> [STORED RECORDS]:

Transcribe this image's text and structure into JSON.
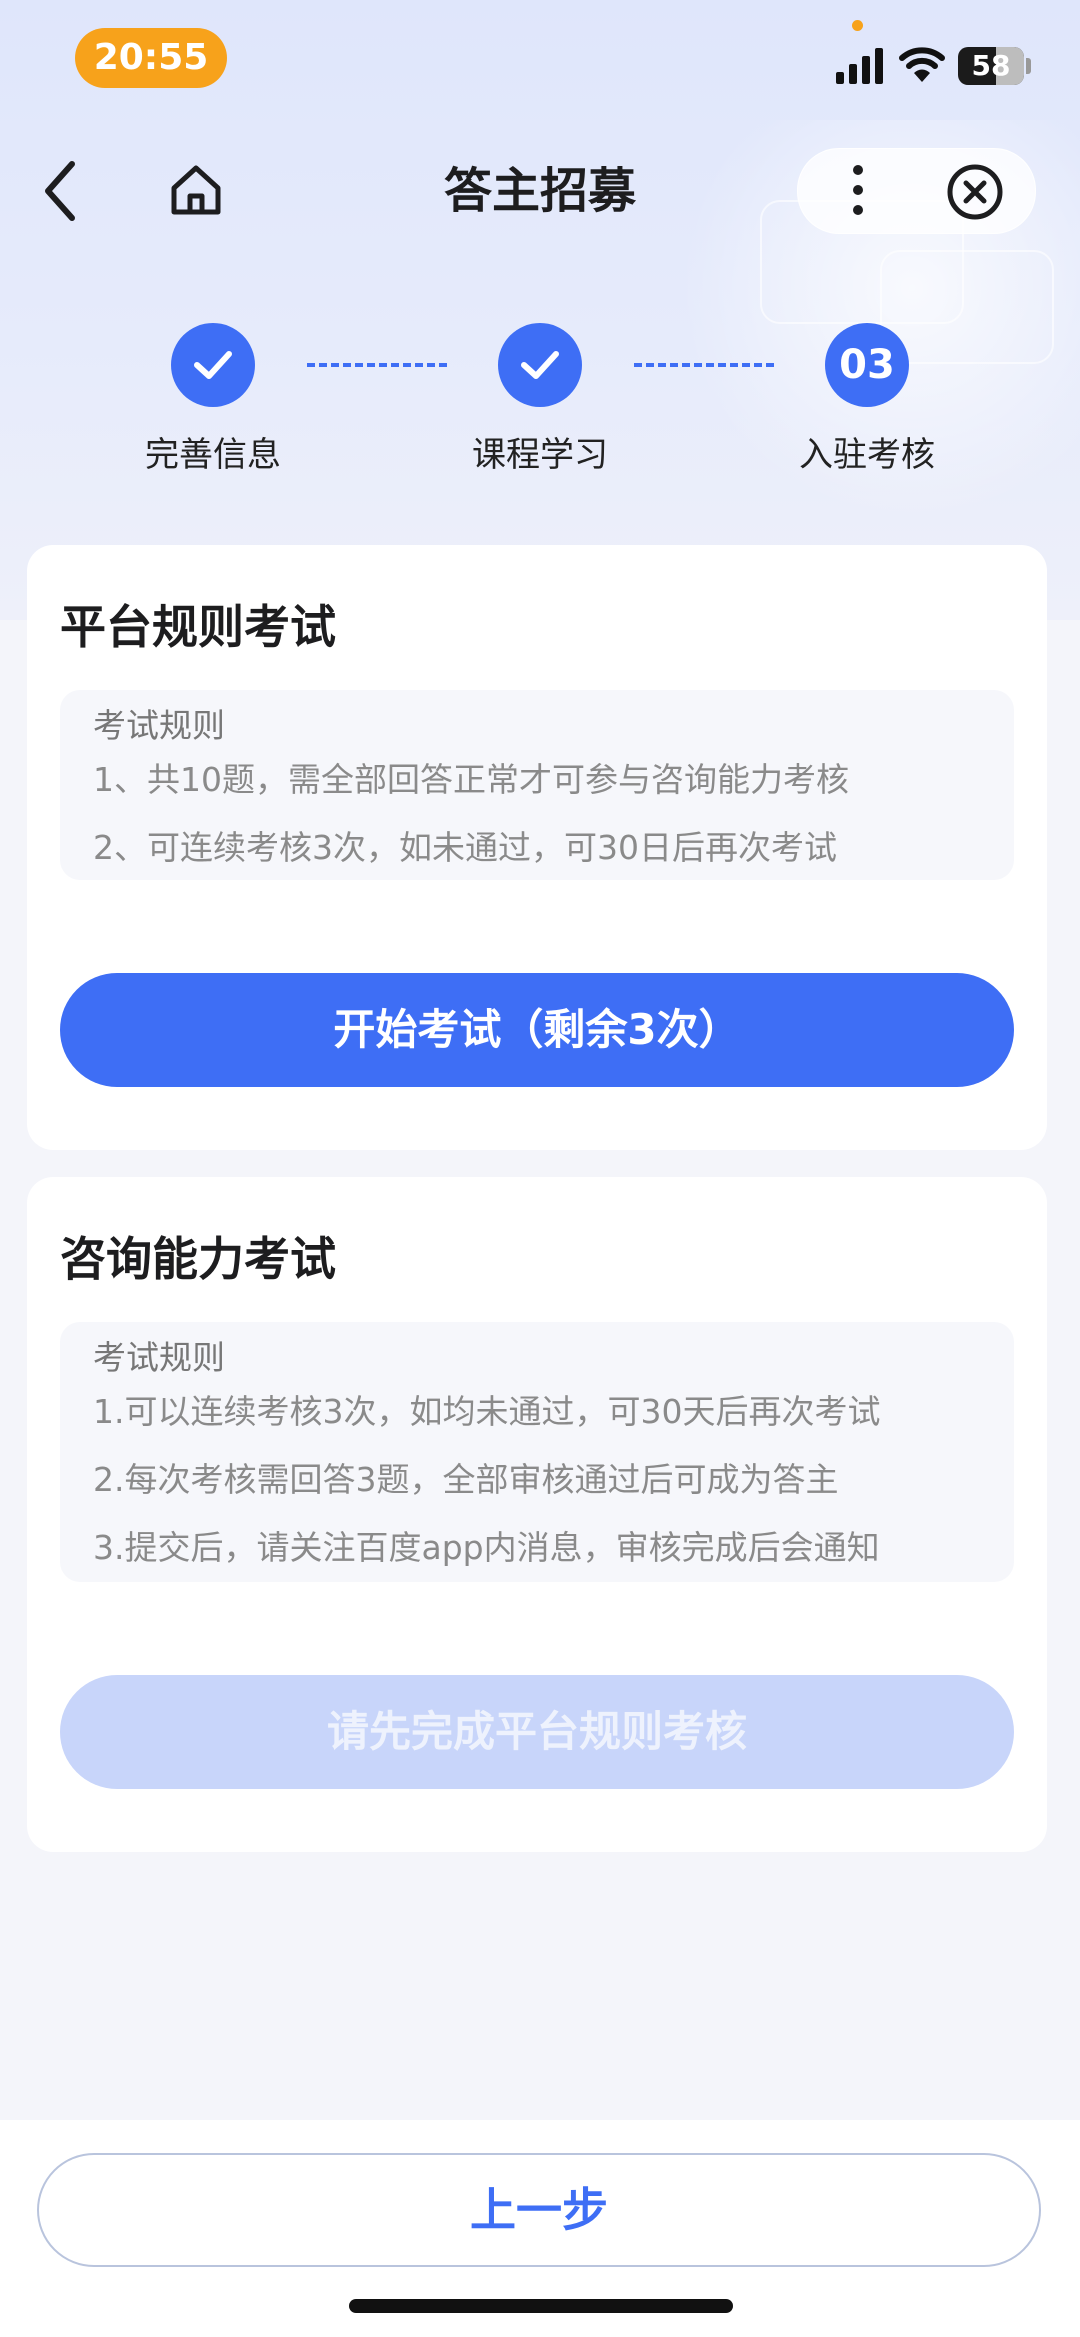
{
  "status_bar": {
    "time": "20:55",
    "battery": "58"
  },
  "nav": {
    "title": "答主招募"
  },
  "steps": [
    {
      "label": "完善信息",
      "state": "done"
    },
    {
      "label": "课程学习",
      "state": "done"
    },
    {
      "label": "入驻考核",
      "state": "current",
      "number": "03"
    }
  ],
  "platform_exam": {
    "title": "平台规则考试",
    "rules_title": "考试规则",
    "rules": [
      "1、共10题，需全部回答正常才可参与咨询能力考核",
      "2、可连续考核3次，如未通过，可30日后再次考试"
    ],
    "button": "开始考试（剩余3次）"
  },
  "consult_exam": {
    "title": "咨询能力考试",
    "rules_title": "考试规则",
    "rules": [
      "1.可以连续考核3次，如均未通过，可30天后再次考试",
      "2.每次考核需回答3题，全部审核通过后可成为答主",
      "3.提交后，请关注百度app内消息，审核完成后会通知"
    ],
    "button": "请先完成平台规则考核"
  },
  "footer": {
    "prev_button": "上一步"
  },
  "colors": {
    "primary": "#3e6ef5",
    "disabled": "#c8d5fa",
    "time_pill": "#f7a21b"
  }
}
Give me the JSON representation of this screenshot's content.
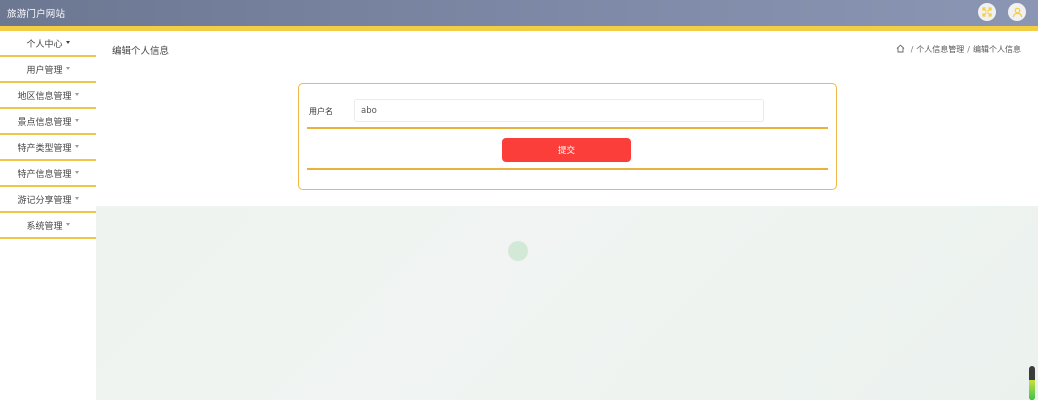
{
  "header": {
    "site_title": "旅游门户网站",
    "icons": {
      "fullscreen": "fullscreen-icon",
      "user": "user-avatar-icon"
    },
    "accent_color": "#f4cd46"
  },
  "sidebar": {
    "items": [
      {
        "label": "个人中心"
      },
      {
        "label": "用户管理"
      },
      {
        "label": "地区信息管理"
      },
      {
        "label": "景点信息管理"
      },
      {
        "label": "特产类型管理"
      },
      {
        "label": "特产信息管理"
      },
      {
        "label": "游记分享管理"
      },
      {
        "label": "系统管理"
      }
    ],
    "divider_color": "#f0c64a"
  },
  "main": {
    "heading": "编辑个人信息",
    "breadcrumb": [
      "个人信息管理",
      "编辑个人信息"
    ],
    "breadcrumb_separator": "/",
    "form": {
      "username_label": "用户名",
      "username_value": "abo",
      "submit_label": "提交",
      "submit_color": "#fb3e3a",
      "border_color": "#f0b84a"
    }
  },
  "scroll_indicator": {
    "level": 0.6
  }
}
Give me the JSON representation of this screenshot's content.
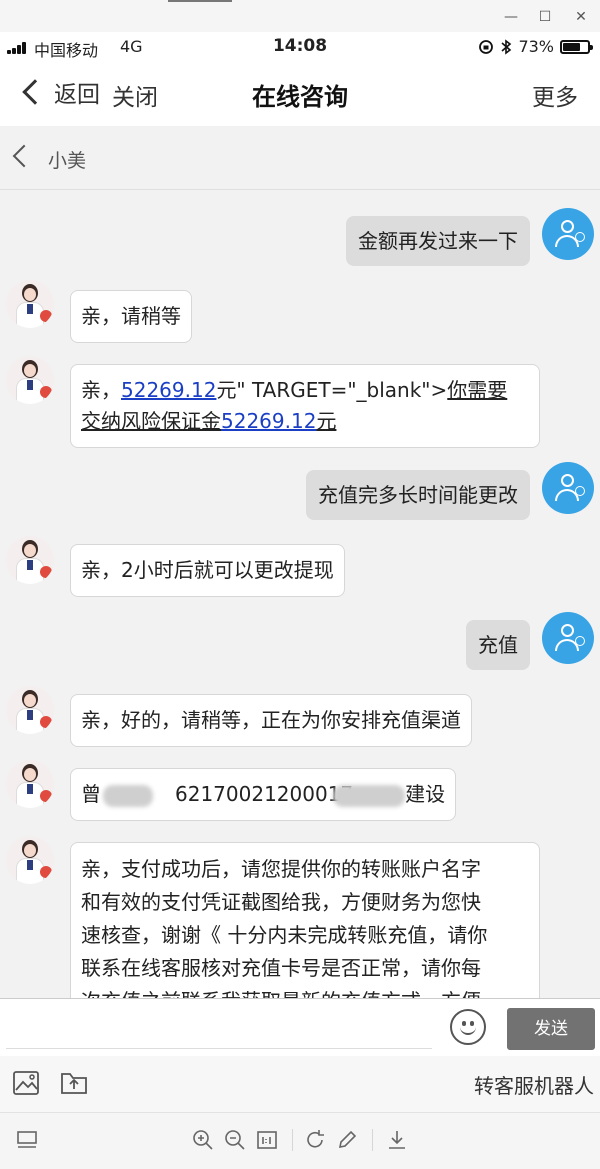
{
  "window": {
    "minimize_glyph": "—",
    "maximize_glyph": "☐",
    "close_glyph": "✕"
  },
  "status_bar": {
    "carrier": "中国移动",
    "network": "4G",
    "time": "14:08",
    "battery": "73%",
    "battery_level": 0.73
  },
  "nav": {
    "back": "返回",
    "close": "关闭",
    "title": "在线咨询",
    "more": "更多"
  },
  "chat_header": {
    "name": "小美"
  },
  "messages": [
    {
      "from": "user",
      "text": "金额再发过来一下"
    },
    {
      "from": "agent",
      "text": "亲，请稍等"
    },
    {
      "from": "agent",
      "prefix": "亲，",
      "link_amount": "52269.12",
      "mid": "元\" TARGET=\"_blank\">",
      "underlined_line1": "你需要",
      "underlined_line2": "交纳风险保证金",
      "link_amount2": "52269.12",
      "suffix": "元"
    },
    {
      "from": "user",
      "text": "充值完多长时间能更改"
    },
    {
      "from": "agent",
      "text": "亲，2小时后就可以更改提现"
    },
    {
      "from": "user",
      "text": "充值"
    },
    {
      "from": "agent",
      "text": "亲，好的，请稍等，正在为你安排充值渠道"
    },
    {
      "from": "agent",
      "name": "曾",
      "account": "62170021200017",
      "bank": "建设"
    },
    {
      "from": "agent",
      "lines": [
        "亲，支付成功后，请您提供你的转账账户名字",
        "和有效的支付凭证截图给我，方便财务为您快",
        "速核查，谢谢《 十分内未完成转账充值，请你",
        "联系在线客服核对充值卡号是否正常，请你每",
        "次充值之前联系我获取最新的充值方式，方便"
      ]
    }
  ],
  "input": {
    "placeholder": "",
    "value": "",
    "send": "发送"
  },
  "toolbar": {
    "robot": "转客服机器人"
  },
  "colors": {
    "user_avatar": "#38a4e6",
    "link": "#1a3fc4",
    "send_button": "#727272"
  }
}
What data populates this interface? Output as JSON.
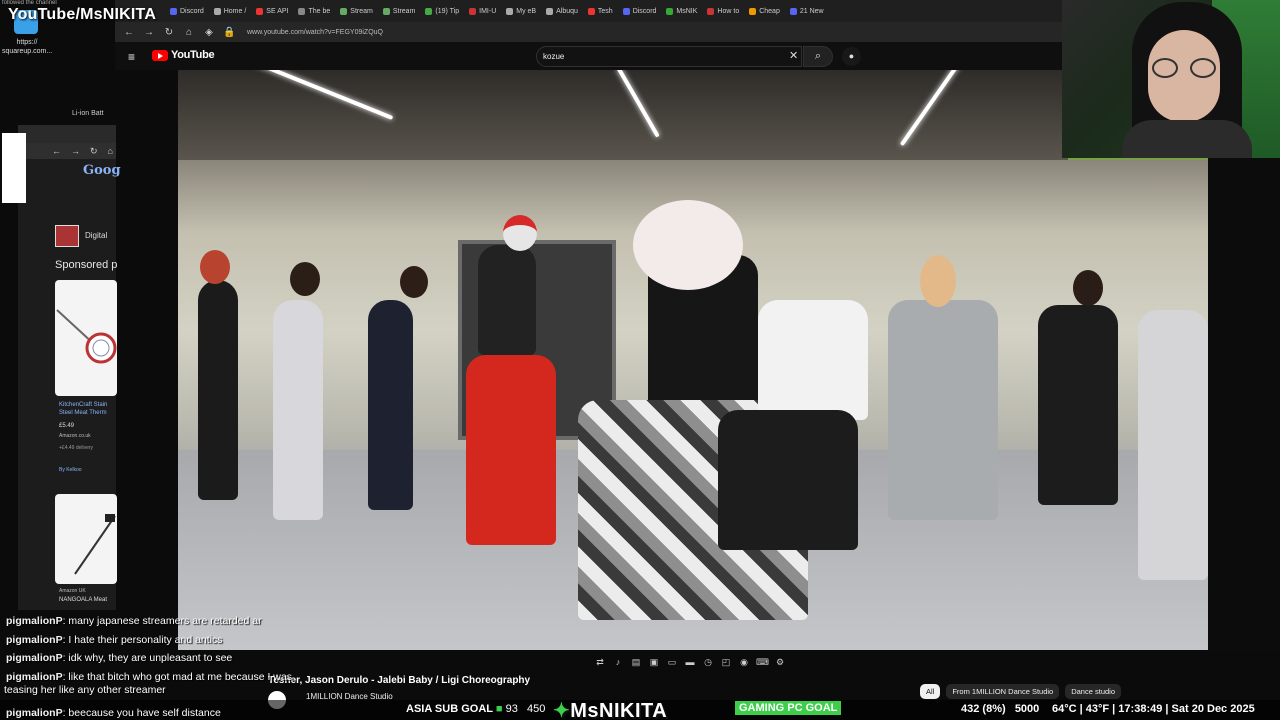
{
  "stream": {
    "title": "YouTube/MsNIKITA",
    "top_small_text": "followed the channel",
    "shortcut_label": "https:// squareup.com..."
  },
  "back_window": {
    "li_ion": "Li-ion Batt",
    "google_logo": "Goog",
    "digital_label": "Digital",
    "sponsored": "Sponsored p",
    "product1": {
      "title": "KitchenCraft Stain Steel Meat Therm",
      "price": "£5.49",
      "store": "Amazon.co.uk",
      "delivery": "+£4.49 delivery",
      "by": "By Kelkoo"
    },
    "product2": {
      "store": "Amazon UK",
      "title": "NANGOALA Meat"
    }
  },
  "browser": {
    "tabs": [
      {
        "label": "Discord",
        "color": "#5865f2"
      },
      {
        "label": "Home /",
        "color": "#aaa"
      },
      {
        "label": "SE API",
        "color": "#e33"
      },
      {
        "label": "The be",
        "color": "#888"
      },
      {
        "label": "Stream",
        "color": "#6a6"
      },
      {
        "label": "Stream",
        "color": "#6a6"
      },
      {
        "label": "(19) Tip",
        "color": "#4a4"
      },
      {
        "label": "IMI-U",
        "color": "#c33"
      },
      {
        "label": "My eB",
        "color": "#aaa"
      },
      {
        "label": "Albuqu",
        "color": "#aaa"
      },
      {
        "label": "Tesh",
        "color": "#e33"
      },
      {
        "label": "Discord",
        "color": "#5865f2"
      },
      {
        "label": "MsNIK",
        "color": "#3a3"
      },
      {
        "label": "How to",
        "color": "#c33"
      },
      {
        "label": "Cheap",
        "color": "#e90"
      },
      {
        "label": "21 New",
        "color": "#5865f2"
      }
    ],
    "url": "www.youtube.com/watch?v=FEGY09iZQuQ"
  },
  "youtube": {
    "logo_text": "YouTube",
    "search_value": "kozue",
    "video_title": "Tesher, Jason Derulo - Jalebi Baby / Ligi Choreography",
    "channel_name": "1MILLION Dance Studio",
    "chips": [
      "All",
      "From 1MILLION Dance Studio",
      "Dance studio"
    ]
  },
  "chat": [
    {
      "user": "pigmalionP",
      "text": ": many japanese streamers are retarded ar"
    },
    {
      "user": "pigmalionP",
      "text": ": I hate their personality and antics"
    },
    {
      "user": "pigmalionP",
      "text": ": idk why, they are unpleasant to see"
    },
    {
      "user": "pigmalionP",
      "text": ": like that bitch who got mad at me because I was"
    },
    {
      "user": "pigmalionP",
      "text": ": beecause you have self distance"
    }
  ],
  "chat_continuation": "teasing her like any other streamer",
  "ticker": {
    "goal1_label": "ASIA SUB GOAL",
    "goal1_current": "93",
    "goal1_target": "450",
    "brand": "MsNIKITA",
    "goal2_label": "GAMING PC GOAL",
    "goal2_progress": "432 (8%)",
    "goal2_target": "5000",
    "stats": "64°C | 43°F | 17:38:49 | Sat 20 Dec 2025"
  },
  "colors": {
    "accent_green": "#3ecf4a",
    "youtube_red": "#ff0000"
  }
}
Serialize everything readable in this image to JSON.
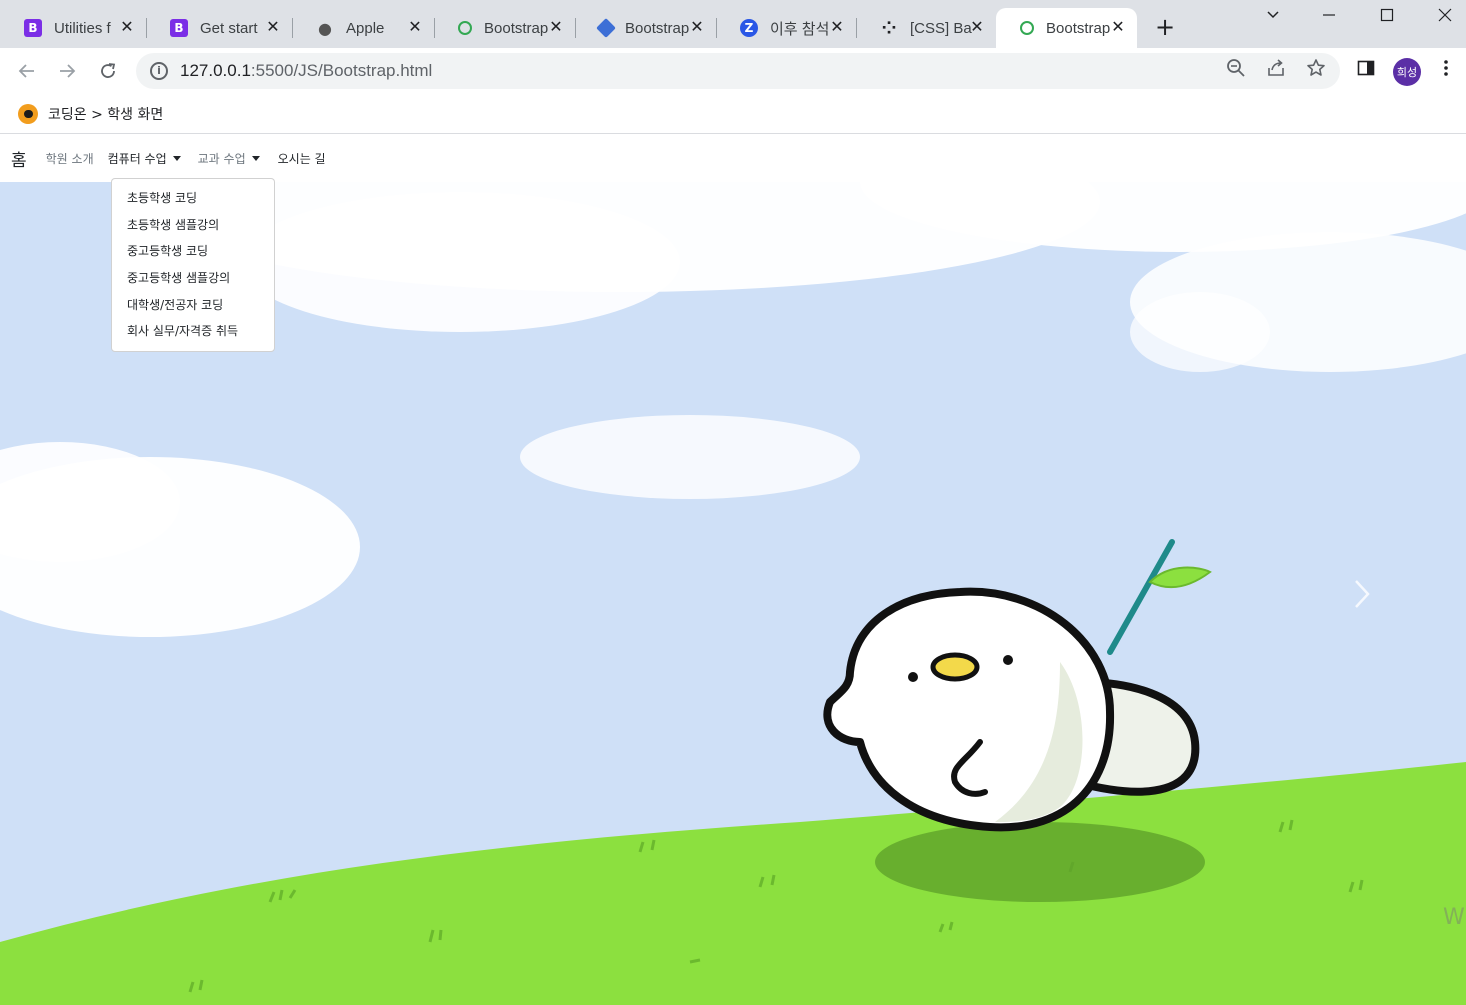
{
  "browser": {
    "tabs": [
      {
        "title": "Utilities f",
        "favicon_letter": "B",
        "favicon_color": "#7952b3",
        "active": false
      },
      {
        "title": "Get start",
        "favicon_letter": "B",
        "favicon_color": "#7952b3",
        "active": false
      },
      {
        "title": "Apple",
        "favicon_letter": "",
        "favicon_color": "#555555",
        "active": false
      },
      {
        "title": "Bootstrap",
        "favicon_letter": "⌕",
        "favicon_color": "#33a853",
        "active": false
      },
      {
        "title": "Bootstrap",
        "favicon_letter": "◆",
        "favicon_color": "#3d6fd6",
        "active": false
      },
      {
        "title": "이후 참석",
        "favicon_letter": "Z",
        "favicon_color": "#2a57e6",
        "active": false
      },
      {
        "title": "[CSS] Ba",
        "favicon_letter": "⁘",
        "favicon_color": "#202124",
        "active": false
      },
      {
        "title": "Bootstrap",
        "favicon_letter": "⌕",
        "favicon_color": "#33a853",
        "active": true
      }
    ],
    "new_tab_symbol": "+",
    "address": {
      "host": "127.0.0.1",
      "path": ":5500/JS/Bootstrap.html"
    },
    "profile_label": "희성"
  },
  "bookmarks": [
    {
      "label": "코딩온 > 학생 화면"
    }
  ],
  "navbar": {
    "brand": "홈",
    "links": [
      {
        "label": "학원 소개",
        "dropdown": false
      },
      {
        "label": "컴퓨터 수업",
        "dropdown": true
      },
      {
        "label": "교과 수업",
        "dropdown": true
      },
      {
        "label": "오시는 길",
        "dropdown": false
      }
    ]
  },
  "dropdown": {
    "open_under": "컴퓨터 수업",
    "items": [
      "초등학생 코딩",
      "초등학생 샘플강의",
      "중고등학생 코딩",
      "중고등학생 샘플강의",
      "대학생/전공자 코딩",
      "회사 실무/자격증 취득"
    ]
  },
  "carousel": {
    "next_icon": "chevron-right-icon"
  },
  "watermark": "W",
  "colors": {
    "sky": "#cfe0f7",
    "grass": "#8ce03f",
    "accent": "#7952b3"
  }
}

> [DIRECTIVE]: Where a line of the material above holds the string "image", copy that line.

> [TASK SOLUTION]:
Transcribe this image's text and structure into JSON.
Serialize everything readable in this image to JSON.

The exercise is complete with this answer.